What to produce:
According to the abstract on single-valued neutrosophic soft competition graphs, what two new concepts are defined for handling different levels of competitive relationships among objects?

Excerpt:
╔══
Methods to find strength of job competition among candidates under single-valued neutrosophic soft model

1.
Department of Mathematics, Division of Science and Technology, University of Education, Lahore, Pakistan
2.
IME, Universidad de Salamanca, 37007 Salamanca, Spain

Received: 21 August 2022 Revised: 06 October 2022 Accepted: 11 October 2022 Published: 27 December 2022

Neutrosophic soft set theory is one of the most developed interdisciplinary research areas, with multiple applications in various fields such as computational intelligence, applied mathematics, social networks, and decision science. In this research article, we introduce the powerful framework of single-valued neutrosophic soft competition graphs by integrating the powerful technique of single-valued neutrosophic soft set with competition graph. For dealing with different levels of competitive relationships among objects in the presence of parametrization, the novel concepts are defined which include single-valued neutrosophic soft k-competition graphs and p-competition single-valued neutrosophic soft graphs. Several energetic consequences are presented to obtain strong edges of the above-referred graphs. The significance of these novel concepts is investigated through application in professional competition and also an algorithm is developed to address this decision-making problem.
╚══
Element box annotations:
╔══
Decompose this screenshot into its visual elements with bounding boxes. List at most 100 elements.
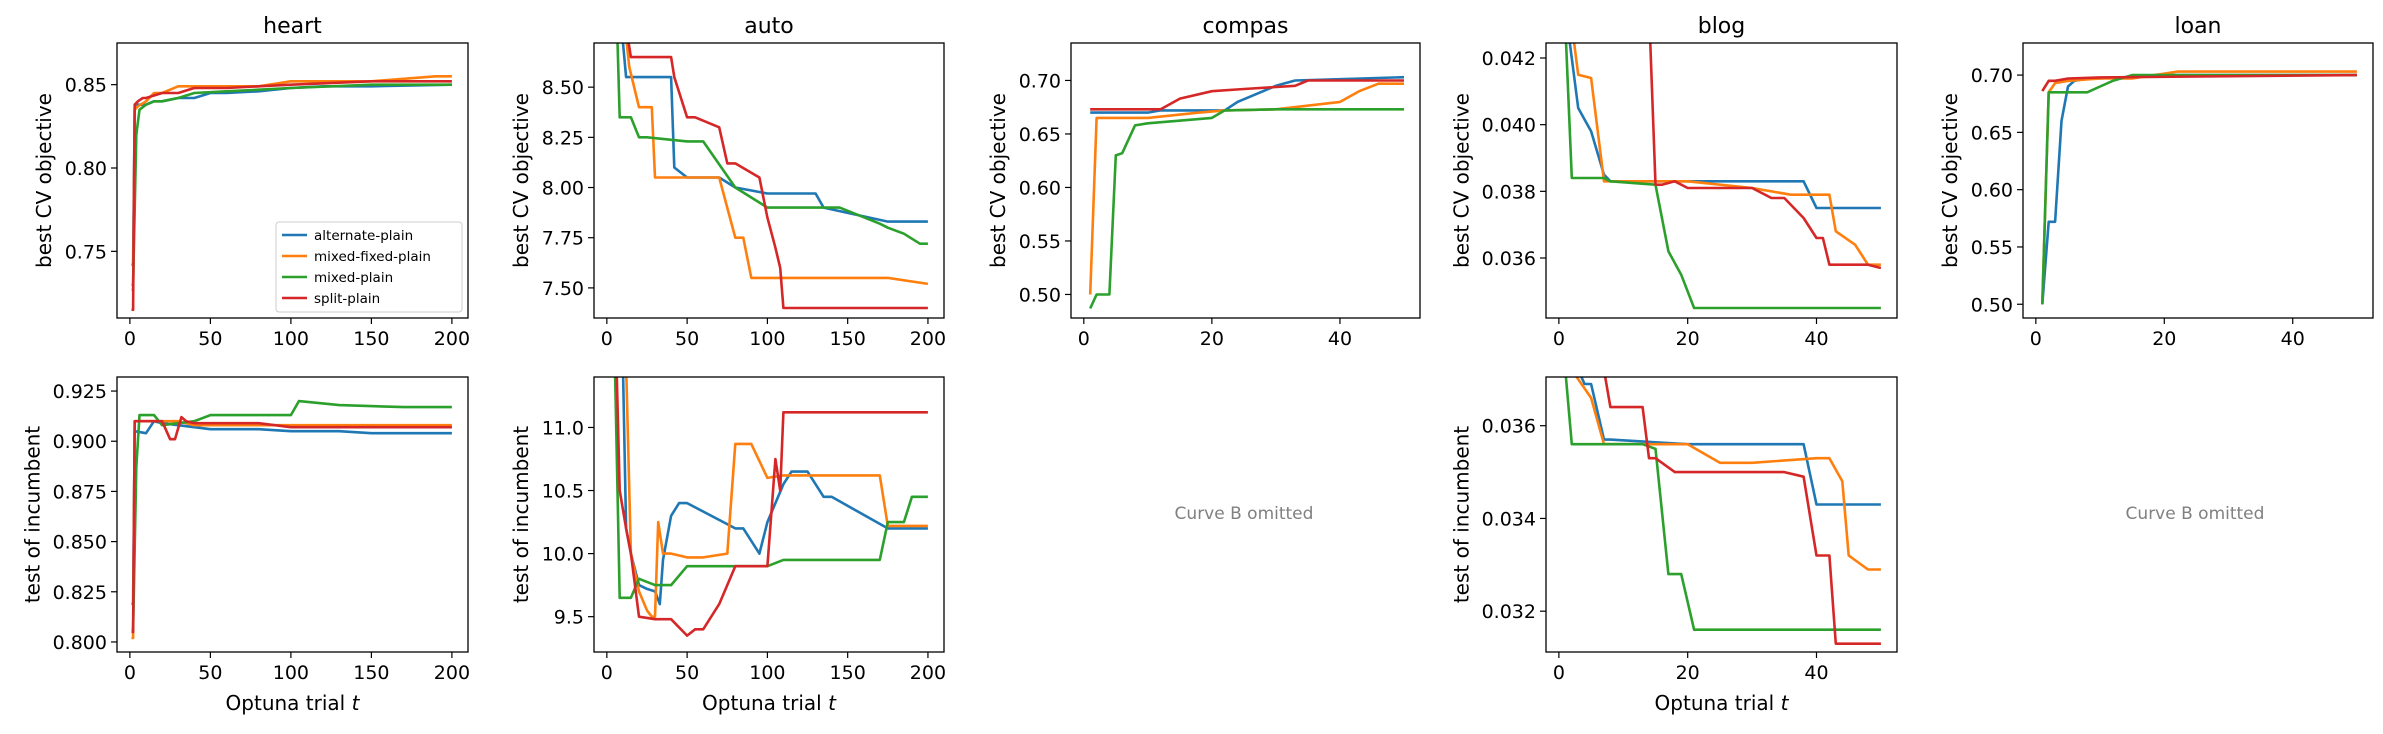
x-tick-label: 0 <box>1078 328 1090 350</box>
y-tick-label: 9.5 <box>554 607 584 629</box>
legend-label-split-plain: split-plain <box>314 291 380 307</box>
x-tick-label: 0 <box>1553 662 1565 684</box>
x-tick-label: 150 <box>830 328 866 350</box>
x-tick-label: 0 <box>601 328 613 350</box>
y-axis-label: best CV objective <box>509 93 533 268</box>
y-tick-label: 8.25 <box>542 127 584 149</box>
x-tick-label: 20 <box>1200 328 1224 350</box>
legend: alternate-plain mixed-fixed-plain mixed-pl… <box>275 221 463 313</box>
x-tick-label: 40 <box>2281 328 2305 350</box>
series-line-split-plain <box>1648 43 1882 270</box>
x-tick-label: 20 <box>1676 662 1700 684</box>
y-tick-label: 0.80 <box>65 158 107 180</box>
y-tick-label: 0.925 <box>53 381 107 403</box>
legend-label-alternate-plain: alternate-plain <box>314 228 413 244</box>
x-tick-label: 0 <box>2030 328 2042 350</box>
y-tick-label: 0.60 <box>1971 180 2013 202</box>
x-axis-label: Optuna trial t <box>1655 691 1790 715</box>
series-group <box>616 43 929 310</box>
panel-title: compas <box>1203 14 1289 39</box>
y-tick-label: 0.65 <box>1019 124 1061 146</box>
y-tick-label: 0.036 <box>1482 248 1536 270</box>
panel-heart-bottom: 0 50 100 150 200 0.800 0.825 0.850 0.875 0.900 0.9… <box>21 376 470 715</box>
y-tick-label: 8.00 <box>542 178 584 200</box>
y-tick-label: 0.60 <box>1019 177 1061 199</box>
series-line-mixed-plain <box>613 377 928 600</box>
series-line-mixed-plain <box>131 83 452 287</box>
x-tick-label: 100 <box>749 662 785 684</box>
x-tick-label: 40 <box>1804 662 1828 684</box>
legend-box <box>275 221 463 313</box>
y-tick-label: 0.50 <box>1019 284 1061 306</box>
y-tick-label: 0.65 <box>1971 122 2013 144</box>
y-axis-label: test of incumbent <box>21 426 45 603</box>
panel-title: loan <box>2175 14 2222 39</box>
y-axis-label: best CV objective <box>1938 93 1962 268</box>
x-tick-label: 0 <box>124 328 136 350</box>
x-tick-label: 0 <box>1553 328 1565 350</box>
x-axis-label: Optuna trial t <box>226 691 361 715</box>
series-group <box>1564 43 1882 310</box>
series-line-mixed-plain <box>1089 108 1404 309</box>
x-tick-label: 0 <box>601 662 613 684</box>
y-tick-label: 0.875 <box>53 481 107 503</box>
series-line-split-plain <box>627 43 928 310</box>
x-tick-label: 40 <box>1804 328 1828 350</box>
series-line-mixed-plain <box>1564 377 1881 632</box>
y-axis-label: best CV objective <box>986 93 1010 268</box>
y-tick-label: 7.75 <box>542 228 584 250</box>
series-group <box>131 75 452 312</box>
x-tick-label: 50 <box>675 662 699 684</box>
plot-frame <box>1070 42 1421 319</box>
x-tick-label: 100 <box>749 328 785 350</box>
x-tick-label: 100 <box>273 328 309 350</box>
y-tick-label: 0.032 <box>1482 601 1536 623</box>
panel-auto-top: 0 50 100 150 200 7.50 7.75 8.00 8.25 8.50 auto best… <box>509 14 946 350</box>
plot-frame <box>593 376 945 653</box>
plot-frame <box>593 42 945 319</box>
plot-frame <box>1545 376 1898 653</box>
plot-frame <box>116 42 469 319</box>
y-tick-label: 0.036 <box>1482 416 1536 438</box>
y-tick-label: 0.70 <box>1019 70 1061 92</box>
series-line-mixed-fixed-plain <box>625 43 929 286</box>
panel-blog-top: 0 20 40 0.036 0.038 0.040 0.042 blog best CV obj… <box>1450 14 1898 350</box>
series-group <box>1088 75 1405 309</box>
panel-title: heart <box>263 14 322 39</box>
y-axis-label: test of incumbent <box>1450 426 1474 603</box>
panel-compas-top: 0 20 40 0.50 0.55 0.60 0.65 0.70 compas best CV o… <box>986 14 1421 350</box>
y-tick-label: 0.034 <box>1482 508 1536 530</box>
y-tick-label: 7.50 <box>542 278 584 300</box>
series-group <box>613 377 928 637</box>
x-tick-label: 50 <box>198 662 222 684</box>
y-tick-label: 0.040 <box>1482 115 1536 137</box>
series-line-split-plain <box>2041 73 2357 92</box>
legend-label-mixed-fixed-plain: mixed-fixed-plain <box>314 249 431 265</box>
series-line-mixed-fixed-plain <box>1575 377 1881 571</box>
series-line-split-plain <box>1603 377 1881 646</box>
y-tick-label: 0.55 <box>1019 231 1061 253</box>
y-tick-label: 0.50 <box>1971 294 2013 316</box>
legend-label-mixed-plain: mixed-plain <box>314 270 393 286</box>
x-tick-label: 100 <box>273 662 309 684</box>
y-tick-label: 0.825 <box>53 582 107 604</box>
series-line-split-plain <box>131 415 452 634</box>
y-tick-label: 10.0 <box>542 544 584 566</box>
series-line-mixed-fixed-plain <box>1572 43 1881 267</box>
y-tick-label: 8.50 <box>542 77 584 99</box>
y-axis-label: best CV objective <box>32 93 56 268</box>
x-tick-label: 200 <box>434 662 470 684</box>
series-line-split-plain <box>131 80 452 312</box>
x-tick-label: 50 <box>198 328 222 350</box>
x-tick-label: 0 <box>124 662 136 684</box>
y-tick-label: 0.850 <box>53 532 107 554</box>
x-tick-label: 40 <box>1328 328 1352 350</box>
x-tick-label: 20 <box>1676 328 1700 350</box>
x-tick-label: 20 <box>2152 328 2176 350</box>
series-line-mixed-plain <box>1564 43 1881 310</box>
y-tick-label: 0.800 <box>53 632 107 654</box>
series-line-mixed-fixed-plain <box>131 75 452 292</box>
x-tick-label: 50 <box>675 328 699 350</box>
panel-heart-top: 0 50 100 150 200 0.75 0.80 0.85 heart best CV obj… <box>32 14 470 350</box>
╚══
Exercise result:
Single-valued neutrosophic soft k-competition graphs and p-competition single-valued neutrosophic soft graphs.